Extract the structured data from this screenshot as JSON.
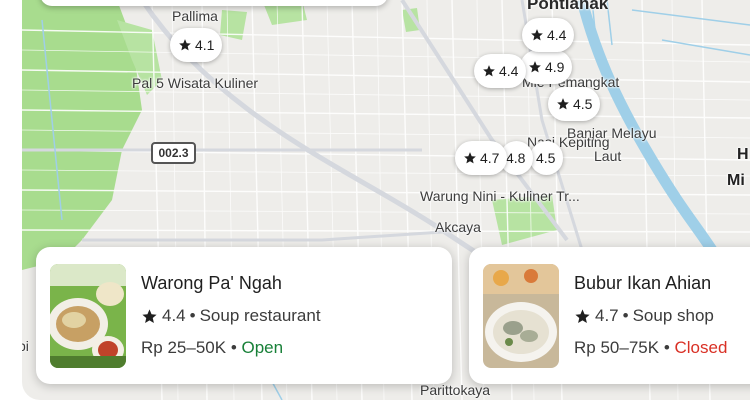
{
  "map": {
    "labels": {
      "pallima": "Pallima",
      "pontianak": "Pontianak",
      "pal5": "Pal 5 Wisata Kuliner",
      "mie_pemangkat": "Mie Pemangkat",
      "banjar_melayu": "Banjar Melayu",
      "laut": "Laut",
      "nasi_kepiting": "Nasi Kepiting",
      "warung_nini": "Warung Nini - Kuliner Tr...",
      "akcaya": "Akcaya",
      "right_h": "H",
      "right_mi": "Mi",
      "left_bi": "bi",
      "parittokaya": "Parittokaya"
    },
    "road_shield": "002.3",
    "colors": {
      "land": "#eeedea",
      "park": "#a8dc8e",
      "water": "#9fcfe8",
      "road": "#ffffff",
      "major_road": "#c8cdd6"
    },
    "pins": [
      {
        "rating": "4.1"
      },
      {
        "rating": "4.4"
      },
      {
        "rating": "4.9"
      },
      {
        "rating": "4.4"
      },
      {
        "rating": "4.5"
      },
      {
        "rating": "4.7"
      },
      {
        "rating": "4.8"
      },
      {
        "rating": "4.5"
      }
    ]
  },
  "cards": [
    {
      "name": "Warong Pa' Ngah",
      "rating": "4.4",
      "category": "Soup restaurant",
      "price": "Rp 25–50K",
      "status": "Open",
      "separator": "•"
    },
    {
      "name": "Bubur Ikan Ahian",
      "rating": "4.7",
      "category": "Soup shop",
      "price": "Rp 50–75K",
      "status": "Closed",
      "separator": "•"
    }
  ]
}
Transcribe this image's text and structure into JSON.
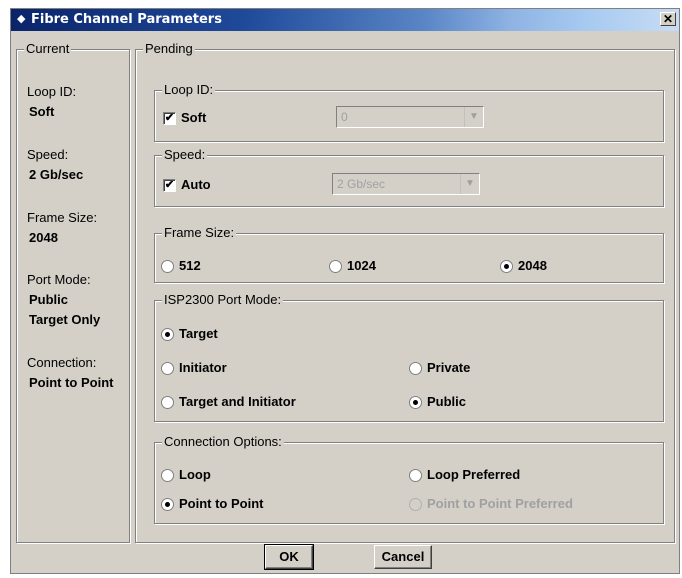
{
  "window": {
    "title": "Fibre Channel Parameters",
    "close_glyph": "✕"
  },
  "current": {
    "legend": "Current",
    "loop_id_label": "Loop ID:",
    "loop_id_value": "Soft",
    "speed_label": "Speed:",
    "speed_value": "2 Gb/sec",
    "frame_size_label": "Frame Size:",
    "frame_size_value": "2048",
    "port_mode_label": "Port Mode:",
    "port_mode_value_1": "Public",
    "port_mode_value_2": "Target Only",
    "connection_label": "Connection:",
    "connection_value": "Point to Point"
  },
  "pending": {
    "legend": "Pending",
    "loop_id": {
      "legend": "Loop ID:",
      "checkbox_label": "Soft",
      "checked": true,
      "combo_value": "0"
    },
    "speed": {
      "legend": "Speed:",
      "checkbox_label": "Auto",
      "checked": true,
      "combo_value": "2 Gb/sec"
    },
    "frame_size": {
      "legend": "Frame Size:",
      "options": [
        "512",
        "1024",
        "2048"
      ],
      "selected": "2048"
    },
    "port_mode": {
      "legend": "ISP2300 Port Mode:",
      "target": "Target",
      "initiator": "Initiator",
      "private": "Private",
      "target_and_initiator": "Target and Initiator",
      "public": "Public"
    },
    "connection": {
      "legend": "Connection Options:",
      "loop": "Loop",
      "loop_preferred": "Loop Preferred",
      "point_to_point": "Point to Point",
      "point_to_point_preferred": "Point to Point Preferred"
    }
  },
  "buttons": {
    "ok": "OK",
    "cancel": "Cancel"
  },
  "icons": {
    "title": "app-icon",
    "close": "close-icon",
    "check": "checkmark-icon",
    "dropdown": "chevron-down-icon"
  }
}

__Problem details__:
Write out the records above exactly as they stand, leaving out every picture.

__Answer to this task__:
Extract the structured data from this screenshot as JSON.
{
  "map": {
    "labels": {
      "pallima": "Pallima",
      "pontianak": "Pontianak",
      "pal5": "Pal 5 Wisata Kuliner",
      "mie_pemangkat": "Mie Pemangkat",
      "banjar_melayu": "Banjar Melayu",
      "laut": "Laut",
      "nasi_kepiting": "Nasi Kepiting",
      "warung_nini": "Warung Nini - Kuliner Tr...",
      "akcaya": "Akcaya",
      "right_h": "H",
      "right_mi": "Mi",
      "left_bi": "bi",
      "parittokaya": "Parittokaya"
    },
    "road_shield": "002.3",
    "colors": {
      "land": "#eeedea",
      "park": "#a8dc8e",
      "water": "#9fcfe8",
      "road": "#ffffff",
      "major_road": "#c8cdd6"
    },
    "pins": [
      {
        "rating": "4.1"
      },
      {
        "rating": "4.4"
      },
      {
        "rating": "4.9"
      },
      {
        "rating": "4.4"
      },
      {
        "rating": "4.5"
      },
      {
        "rating": "4.7"
      },
      {
        "rating": "4.8"
      },
      {
        "rating": "4.5"
      }
    ]
  },
  "cards": [
    {
      "name": "Warong Pa' Ngah",
      "rating": "4.4",
      "category": "Soup restaurant",
      "price": "Rp 25–50K",
      "status": "Open",
      "separator": "•"
    },
    {
      "name": "Bubur Ikan Ahian",
      "rating": "4.7",
      "category": "Soup shop",
      "price": "Rp 50–75K",
      "status": "Closed",
      "separator": "•"
    }
  ]
}
Transcribe this image's text and structure into JSON.
{
  "window": {
    "title": "Fibre Channel Parameters",
    "close_glyph": "✕"
  },
  "current": {
    "legend": "Current",
    "loop_id_label": "Loop ID:",
    "loop_id_value": "Soft",
    "speed_label": "Speed:",
    "speed_value": "2 Gb/sec",
    "frame_size_label": "Frame Size:",
    "frame_size_value": "2048",
    "port_mode_label": "Port Mode:",
    "port_mode_value_1": "Public",
    "port_mode_value_2": "Target Only",
    "connection_label": "Connection:",
    "connection_value": "Point to Point"
  },
  "pending": {
    "legend": "Pending",
    "loop_id": {
      "legend": "Loop ID:",
      "checkbox_label": "Soft",
      "checked": true,
      "combo_value": "0"
    },
    "speed": {
      "legend": "Speed:",
      "checkbox_label": "Auto",
      "checked": true,
      "combo_value": "2 Gb/sec"
    },
    "frame_size": {
      "legend": "Frame Size:",
      "options": [
        "512",
        "1024",
        "2048"
      ],
      "selected": "2048"
    },
    "port_mode": {
      "legend": "ISP2300 Port Mode:",
      "target": "Target",
      "initiator": "Initiator",
      "private": "Private",
      "target_and_initiator": "Target and Initiator",
      "public": "Public"
    },
    "connection": {
      "legend": "Connection Options:",
      "loop": "Loop",
      "loop_preferred": "Loop Preferred",
      "point_to_point": "Point to Point",
      "point_to_point_preferred": "Point to Point Preferred"
    }
  },
  "buttons": {
    "ok": "OK",
    "cancel": "Cancel"
  },
  "icons": {
    "title": "app-icon",
    "close": "close-icon",
    "check": "checkmark-icon",
    "dropdown": "chevron-down-icon"
  }
}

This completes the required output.